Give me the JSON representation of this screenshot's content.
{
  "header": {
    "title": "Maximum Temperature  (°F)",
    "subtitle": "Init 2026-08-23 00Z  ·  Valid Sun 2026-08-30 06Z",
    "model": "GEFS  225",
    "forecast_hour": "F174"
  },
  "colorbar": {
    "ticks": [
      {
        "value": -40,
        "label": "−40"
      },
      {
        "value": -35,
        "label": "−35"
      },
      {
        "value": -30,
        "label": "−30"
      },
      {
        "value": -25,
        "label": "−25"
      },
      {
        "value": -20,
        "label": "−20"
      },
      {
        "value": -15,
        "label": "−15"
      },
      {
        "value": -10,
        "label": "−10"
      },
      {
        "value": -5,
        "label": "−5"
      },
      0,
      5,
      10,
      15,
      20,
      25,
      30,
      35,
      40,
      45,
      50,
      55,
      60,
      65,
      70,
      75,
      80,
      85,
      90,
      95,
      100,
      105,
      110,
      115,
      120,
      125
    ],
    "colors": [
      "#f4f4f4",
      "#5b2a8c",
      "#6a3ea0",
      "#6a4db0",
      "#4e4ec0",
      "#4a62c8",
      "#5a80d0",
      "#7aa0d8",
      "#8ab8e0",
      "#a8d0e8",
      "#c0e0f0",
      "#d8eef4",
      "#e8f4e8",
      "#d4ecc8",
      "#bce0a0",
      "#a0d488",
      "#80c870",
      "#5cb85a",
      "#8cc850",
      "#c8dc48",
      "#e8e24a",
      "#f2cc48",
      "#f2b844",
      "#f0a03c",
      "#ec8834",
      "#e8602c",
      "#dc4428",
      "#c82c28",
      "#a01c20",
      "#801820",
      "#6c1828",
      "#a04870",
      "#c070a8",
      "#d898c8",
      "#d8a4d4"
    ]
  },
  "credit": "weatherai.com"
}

> _Description of the task_: Return all lines with the word "value" in them.

> _Answer to the exercise_:
        "value": -40,
        "value": -35,
        "value": -30,
        "value": -25,
        "value": -20,
        "value": -15,
        "value": -10,
        "value": -5,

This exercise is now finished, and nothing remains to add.